**What needs to be done:**
Search the listing below for the word "subtitle" and copy each line that holds it.

**Dataset records:**
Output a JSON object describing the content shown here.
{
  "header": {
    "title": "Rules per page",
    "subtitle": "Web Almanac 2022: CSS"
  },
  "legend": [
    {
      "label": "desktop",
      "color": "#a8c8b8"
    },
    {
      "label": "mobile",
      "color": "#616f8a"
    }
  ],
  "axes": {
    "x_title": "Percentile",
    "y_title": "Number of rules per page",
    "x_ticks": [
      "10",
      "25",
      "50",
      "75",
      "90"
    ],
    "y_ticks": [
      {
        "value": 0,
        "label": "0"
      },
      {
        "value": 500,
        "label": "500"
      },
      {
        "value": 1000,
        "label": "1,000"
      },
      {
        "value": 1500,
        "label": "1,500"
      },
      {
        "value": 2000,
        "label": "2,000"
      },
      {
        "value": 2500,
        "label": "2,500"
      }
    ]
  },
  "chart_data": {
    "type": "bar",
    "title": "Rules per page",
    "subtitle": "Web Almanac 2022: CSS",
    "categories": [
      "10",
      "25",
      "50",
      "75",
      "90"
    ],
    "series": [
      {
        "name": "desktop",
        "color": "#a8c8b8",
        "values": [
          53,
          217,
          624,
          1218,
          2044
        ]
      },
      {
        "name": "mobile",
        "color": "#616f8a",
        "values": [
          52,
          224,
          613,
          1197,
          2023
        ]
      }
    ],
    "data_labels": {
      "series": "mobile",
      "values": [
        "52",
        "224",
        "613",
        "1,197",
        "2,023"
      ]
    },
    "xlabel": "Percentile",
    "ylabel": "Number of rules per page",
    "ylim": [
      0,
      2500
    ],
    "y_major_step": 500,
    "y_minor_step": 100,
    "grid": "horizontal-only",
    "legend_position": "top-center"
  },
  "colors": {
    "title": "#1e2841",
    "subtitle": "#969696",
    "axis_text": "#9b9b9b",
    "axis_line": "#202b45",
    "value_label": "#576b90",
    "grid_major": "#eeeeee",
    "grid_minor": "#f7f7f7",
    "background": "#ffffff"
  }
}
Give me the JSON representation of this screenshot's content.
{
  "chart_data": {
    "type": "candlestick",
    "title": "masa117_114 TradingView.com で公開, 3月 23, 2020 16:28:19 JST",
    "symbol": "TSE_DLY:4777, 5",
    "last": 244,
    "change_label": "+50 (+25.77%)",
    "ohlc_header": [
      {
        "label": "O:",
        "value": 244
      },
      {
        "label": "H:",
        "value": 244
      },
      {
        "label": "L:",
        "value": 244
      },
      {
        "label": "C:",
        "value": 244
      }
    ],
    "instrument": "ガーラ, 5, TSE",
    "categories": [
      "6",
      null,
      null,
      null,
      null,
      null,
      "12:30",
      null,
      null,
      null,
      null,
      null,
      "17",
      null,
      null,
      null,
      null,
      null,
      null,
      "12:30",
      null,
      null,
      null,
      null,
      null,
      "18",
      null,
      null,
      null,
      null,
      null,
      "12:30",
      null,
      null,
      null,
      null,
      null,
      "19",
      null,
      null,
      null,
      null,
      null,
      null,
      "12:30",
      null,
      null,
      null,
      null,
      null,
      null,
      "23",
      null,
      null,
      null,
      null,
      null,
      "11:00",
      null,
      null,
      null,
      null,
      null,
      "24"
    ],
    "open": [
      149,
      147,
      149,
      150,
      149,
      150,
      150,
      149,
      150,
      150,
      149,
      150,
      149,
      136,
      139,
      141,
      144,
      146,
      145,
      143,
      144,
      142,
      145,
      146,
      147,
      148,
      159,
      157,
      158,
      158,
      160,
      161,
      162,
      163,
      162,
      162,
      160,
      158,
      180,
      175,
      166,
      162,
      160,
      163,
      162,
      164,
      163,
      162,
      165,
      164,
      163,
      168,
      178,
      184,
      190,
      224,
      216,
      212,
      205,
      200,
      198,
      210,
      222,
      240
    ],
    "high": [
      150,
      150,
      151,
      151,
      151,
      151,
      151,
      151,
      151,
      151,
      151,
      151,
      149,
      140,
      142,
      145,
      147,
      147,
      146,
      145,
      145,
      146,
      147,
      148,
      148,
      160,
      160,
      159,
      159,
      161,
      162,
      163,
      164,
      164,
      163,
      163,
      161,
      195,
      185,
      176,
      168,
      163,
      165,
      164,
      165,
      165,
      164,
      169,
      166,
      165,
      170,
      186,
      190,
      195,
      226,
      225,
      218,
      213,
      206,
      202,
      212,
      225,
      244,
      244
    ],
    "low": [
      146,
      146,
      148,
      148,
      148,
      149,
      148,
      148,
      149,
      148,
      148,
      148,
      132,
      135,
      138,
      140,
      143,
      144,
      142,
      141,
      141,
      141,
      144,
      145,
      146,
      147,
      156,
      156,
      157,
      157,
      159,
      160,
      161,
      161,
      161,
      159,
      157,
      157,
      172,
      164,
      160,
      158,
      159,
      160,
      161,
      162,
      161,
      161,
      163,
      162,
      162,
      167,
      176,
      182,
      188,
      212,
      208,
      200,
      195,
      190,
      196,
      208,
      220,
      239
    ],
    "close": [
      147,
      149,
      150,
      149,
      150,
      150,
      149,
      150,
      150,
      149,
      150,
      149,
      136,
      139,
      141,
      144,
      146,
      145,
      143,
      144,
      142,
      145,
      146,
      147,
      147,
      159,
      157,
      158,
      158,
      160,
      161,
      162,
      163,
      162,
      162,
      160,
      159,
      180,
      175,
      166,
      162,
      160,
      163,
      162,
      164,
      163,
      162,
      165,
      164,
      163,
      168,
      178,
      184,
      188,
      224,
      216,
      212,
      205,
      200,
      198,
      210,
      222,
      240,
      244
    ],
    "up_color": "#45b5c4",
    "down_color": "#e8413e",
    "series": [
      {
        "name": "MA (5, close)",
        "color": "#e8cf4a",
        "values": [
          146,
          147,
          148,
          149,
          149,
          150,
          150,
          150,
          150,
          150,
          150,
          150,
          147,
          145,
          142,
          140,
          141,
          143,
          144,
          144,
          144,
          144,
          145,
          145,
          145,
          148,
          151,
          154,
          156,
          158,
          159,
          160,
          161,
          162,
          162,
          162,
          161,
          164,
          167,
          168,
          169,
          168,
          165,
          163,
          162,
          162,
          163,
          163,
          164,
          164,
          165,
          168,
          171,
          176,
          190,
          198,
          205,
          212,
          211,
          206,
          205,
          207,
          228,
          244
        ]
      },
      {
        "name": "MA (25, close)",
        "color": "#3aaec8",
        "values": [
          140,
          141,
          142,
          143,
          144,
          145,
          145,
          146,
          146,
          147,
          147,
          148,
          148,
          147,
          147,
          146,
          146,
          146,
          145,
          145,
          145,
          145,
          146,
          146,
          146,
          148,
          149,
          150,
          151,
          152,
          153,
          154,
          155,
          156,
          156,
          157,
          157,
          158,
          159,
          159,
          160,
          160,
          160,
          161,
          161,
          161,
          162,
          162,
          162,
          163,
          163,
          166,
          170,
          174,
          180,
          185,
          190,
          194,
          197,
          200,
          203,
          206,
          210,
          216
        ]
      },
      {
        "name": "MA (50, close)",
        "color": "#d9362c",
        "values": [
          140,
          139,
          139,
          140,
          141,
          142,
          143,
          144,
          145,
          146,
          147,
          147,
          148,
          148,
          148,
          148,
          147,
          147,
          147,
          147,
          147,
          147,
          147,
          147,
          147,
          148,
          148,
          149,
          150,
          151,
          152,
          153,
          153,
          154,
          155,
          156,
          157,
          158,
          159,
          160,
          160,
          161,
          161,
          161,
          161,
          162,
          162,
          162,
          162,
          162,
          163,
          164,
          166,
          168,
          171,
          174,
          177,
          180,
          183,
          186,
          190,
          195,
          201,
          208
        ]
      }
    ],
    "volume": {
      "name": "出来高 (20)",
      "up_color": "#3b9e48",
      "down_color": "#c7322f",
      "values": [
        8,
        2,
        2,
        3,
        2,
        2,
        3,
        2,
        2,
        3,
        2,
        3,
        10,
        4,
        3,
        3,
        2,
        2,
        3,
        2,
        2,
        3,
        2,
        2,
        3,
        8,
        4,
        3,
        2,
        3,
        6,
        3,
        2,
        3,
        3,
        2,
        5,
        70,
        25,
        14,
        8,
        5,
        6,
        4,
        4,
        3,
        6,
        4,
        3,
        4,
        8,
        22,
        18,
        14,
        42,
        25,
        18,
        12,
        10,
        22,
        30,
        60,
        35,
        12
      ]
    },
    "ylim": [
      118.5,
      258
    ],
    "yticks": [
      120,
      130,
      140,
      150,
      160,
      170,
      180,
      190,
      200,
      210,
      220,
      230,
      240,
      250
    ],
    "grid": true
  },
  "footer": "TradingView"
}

**Reply to the exercise:**
    "subtitle": "Web Almanac 2022: CSS"
    "subtitle": "Web Almanac 2022: CSS",
    "subtitle": "#969696",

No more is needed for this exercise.